> **EXERCISE PROMPT**
Pick out each line containing the string "hair".

[Dataset records]
______

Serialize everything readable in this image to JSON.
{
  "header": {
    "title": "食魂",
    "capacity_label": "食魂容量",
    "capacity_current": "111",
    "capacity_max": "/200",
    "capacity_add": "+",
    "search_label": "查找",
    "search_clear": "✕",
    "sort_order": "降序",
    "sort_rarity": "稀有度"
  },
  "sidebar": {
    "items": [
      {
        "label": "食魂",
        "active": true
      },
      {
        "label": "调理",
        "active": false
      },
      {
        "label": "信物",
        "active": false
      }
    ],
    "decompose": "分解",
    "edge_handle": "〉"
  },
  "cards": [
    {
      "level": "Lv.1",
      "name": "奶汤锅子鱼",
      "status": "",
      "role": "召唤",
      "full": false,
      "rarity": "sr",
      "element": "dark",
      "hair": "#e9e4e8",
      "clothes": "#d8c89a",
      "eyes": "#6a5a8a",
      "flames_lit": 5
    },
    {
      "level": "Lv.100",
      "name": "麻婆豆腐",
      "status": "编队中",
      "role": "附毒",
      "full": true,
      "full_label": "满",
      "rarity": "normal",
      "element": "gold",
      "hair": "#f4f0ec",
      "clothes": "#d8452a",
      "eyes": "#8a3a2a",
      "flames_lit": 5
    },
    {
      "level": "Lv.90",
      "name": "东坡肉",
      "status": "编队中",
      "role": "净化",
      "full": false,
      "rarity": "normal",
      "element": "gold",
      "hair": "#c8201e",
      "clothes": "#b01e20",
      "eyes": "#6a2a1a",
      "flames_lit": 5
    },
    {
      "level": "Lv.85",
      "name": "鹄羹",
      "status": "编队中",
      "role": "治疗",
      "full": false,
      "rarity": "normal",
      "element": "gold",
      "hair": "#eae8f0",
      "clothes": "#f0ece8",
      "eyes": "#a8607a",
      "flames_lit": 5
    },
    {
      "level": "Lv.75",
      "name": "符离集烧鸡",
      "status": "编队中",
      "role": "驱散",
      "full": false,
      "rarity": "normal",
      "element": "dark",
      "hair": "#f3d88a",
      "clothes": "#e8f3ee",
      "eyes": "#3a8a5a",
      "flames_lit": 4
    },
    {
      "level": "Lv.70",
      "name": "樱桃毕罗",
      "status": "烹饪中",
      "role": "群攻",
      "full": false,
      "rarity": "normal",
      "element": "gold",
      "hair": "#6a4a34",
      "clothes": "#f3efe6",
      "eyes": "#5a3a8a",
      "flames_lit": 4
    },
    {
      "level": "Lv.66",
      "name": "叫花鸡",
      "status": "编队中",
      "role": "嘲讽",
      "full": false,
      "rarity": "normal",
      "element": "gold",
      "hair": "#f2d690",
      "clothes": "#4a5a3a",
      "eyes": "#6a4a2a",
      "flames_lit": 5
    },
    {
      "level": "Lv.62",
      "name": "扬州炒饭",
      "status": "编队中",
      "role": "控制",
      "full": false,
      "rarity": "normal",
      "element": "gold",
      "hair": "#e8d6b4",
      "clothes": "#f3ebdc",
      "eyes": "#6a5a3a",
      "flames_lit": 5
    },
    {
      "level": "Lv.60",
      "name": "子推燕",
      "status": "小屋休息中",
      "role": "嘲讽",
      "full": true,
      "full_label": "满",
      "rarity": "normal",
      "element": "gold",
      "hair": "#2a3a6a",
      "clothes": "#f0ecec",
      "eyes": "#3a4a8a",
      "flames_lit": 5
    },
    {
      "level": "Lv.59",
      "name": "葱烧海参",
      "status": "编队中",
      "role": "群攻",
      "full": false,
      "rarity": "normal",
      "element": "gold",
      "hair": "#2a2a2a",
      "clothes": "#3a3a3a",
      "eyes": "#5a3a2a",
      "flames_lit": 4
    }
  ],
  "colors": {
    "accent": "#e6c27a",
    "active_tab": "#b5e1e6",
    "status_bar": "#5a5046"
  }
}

______

> **REPLY**
      "hair": "#e9e4e8",
      "hair": "#f4f0ec",
      "hair": "#c8201e",
      "hair": "#eae8f0",
      "hair": "#f3d88a",
      "hair": "#6a4a34",
      "hair": "#f2d690",
      "hair": "#e8d6b4",
      "hair": "#2a3a6a",
      "hair": "#2a2a2a",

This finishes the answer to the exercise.